◆ Written problem ◆
Return all the data below as it stands, minus the pictures.

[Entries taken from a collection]

(begin)

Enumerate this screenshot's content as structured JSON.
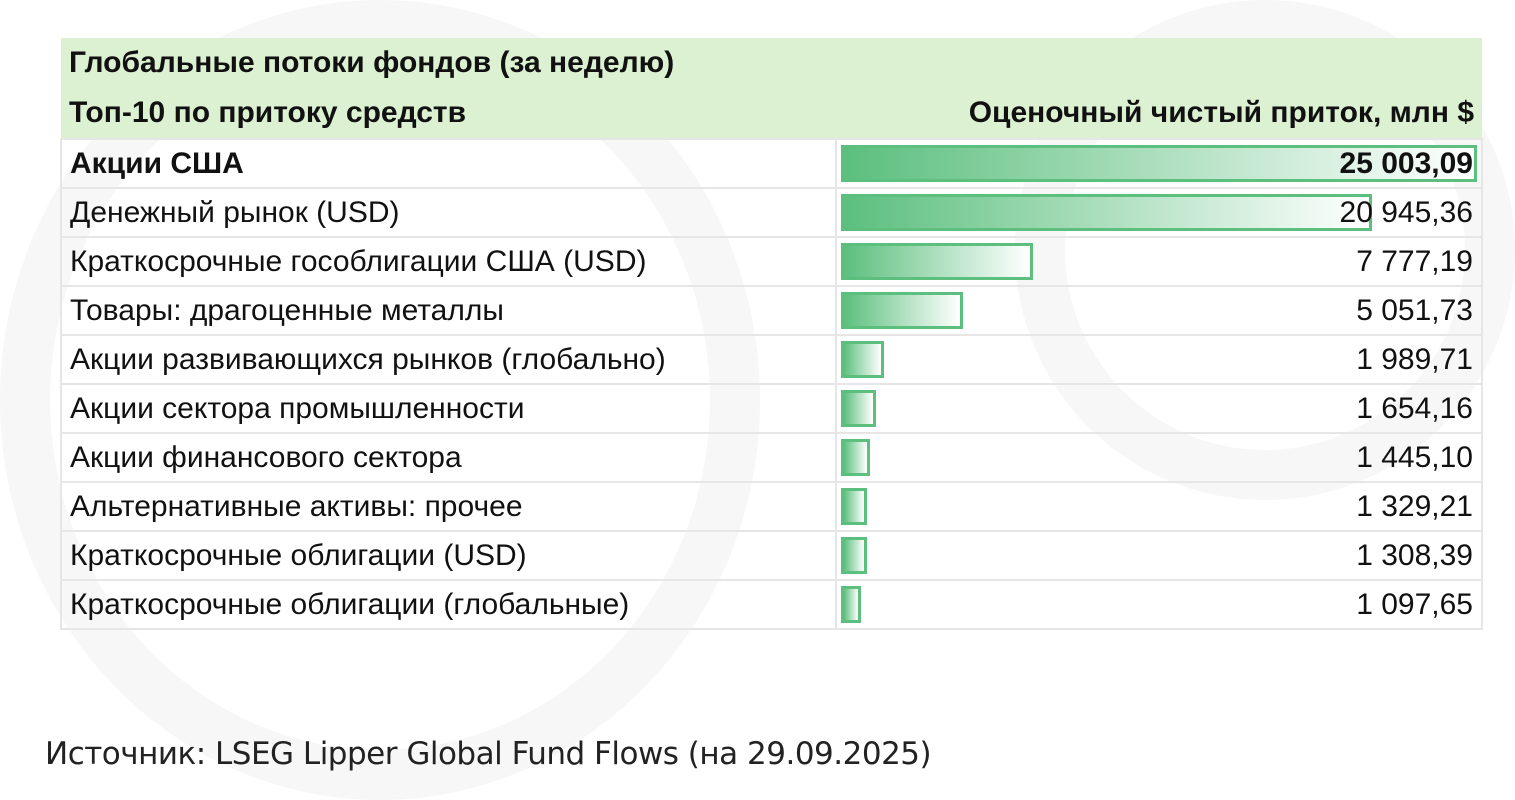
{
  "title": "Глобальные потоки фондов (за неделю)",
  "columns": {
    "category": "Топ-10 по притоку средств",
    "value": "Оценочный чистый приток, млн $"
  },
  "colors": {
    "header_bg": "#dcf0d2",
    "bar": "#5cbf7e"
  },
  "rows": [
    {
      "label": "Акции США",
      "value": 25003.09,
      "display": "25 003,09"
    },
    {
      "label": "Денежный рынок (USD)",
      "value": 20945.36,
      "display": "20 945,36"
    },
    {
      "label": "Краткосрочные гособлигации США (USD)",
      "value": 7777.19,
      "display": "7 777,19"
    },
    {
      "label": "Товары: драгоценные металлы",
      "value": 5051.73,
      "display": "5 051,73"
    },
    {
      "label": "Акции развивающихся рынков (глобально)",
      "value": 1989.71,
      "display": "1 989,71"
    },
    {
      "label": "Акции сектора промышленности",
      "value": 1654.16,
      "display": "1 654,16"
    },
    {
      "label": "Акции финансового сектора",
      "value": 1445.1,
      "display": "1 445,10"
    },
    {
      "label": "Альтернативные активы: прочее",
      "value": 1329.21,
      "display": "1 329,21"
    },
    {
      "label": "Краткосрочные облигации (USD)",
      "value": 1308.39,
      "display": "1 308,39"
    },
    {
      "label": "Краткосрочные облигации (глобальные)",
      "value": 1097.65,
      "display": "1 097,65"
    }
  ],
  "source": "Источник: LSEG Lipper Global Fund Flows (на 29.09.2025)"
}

(end)

◆ Exercise result ◆
Enumerate this screenshot's content as structured JSON.
{
  "title": "Глобальные потоки фондов (за неделю)",
  "columns": {
    "category": "Топ-10 по притоку средств",
    "value": "Оценочный чистый приток, млн $"
  },
  "colors": {
    "header_bg": "#dcf0d2",
    "bar": "#5cbf7e"
  },
  "rows": [
    {
      "label": "Акции США",
      "value": 25003.09,
      "display": "25 003,09"
    },
    {
      "label": "Денежный рынок (USD)",
      "value": 20945.36,
      "display": "20 945,36"
    },
    {
      "label": "Краткосрочные гособлигации США (USD)",
      "value": 7777.19,
      "display": "7 777,19"
    },
    {
      "label": "Товары: драгоценные металлы",
      "value": 5051.73,
      "display": "5 051,73"
    },
    {
      "label": "Акции развивающихся рынков (глобально)",
      "value": 1989.71,
      "display": "1 989,71"
    },
    {
      "label": "Акции сектора промышленности",
      "value": 1654.16,
      "display": "1 654,16"
    },
    {
      "label": "Акции финансового сектора",
      "value": 1445.1,
      "display": "1 445,10"
    },
    {
      "label": "Альтернативные активы: прочее",
      "value": 1329.21,
      "display": "1 329,21"
    },
    {
      "label": "Краткосрочные облигации (USD)",
      "value": 1308.39,
      "display": "1 308,39"
    },
    {
      "label": "Краткосрочные облигации (глобальные)",
      "value": 1097.65,
      "display": "1 097,65"
    }
  ],
  "source": "Источник: LSEG Lipper Global Fund Flows (на 29.09.2025)"
}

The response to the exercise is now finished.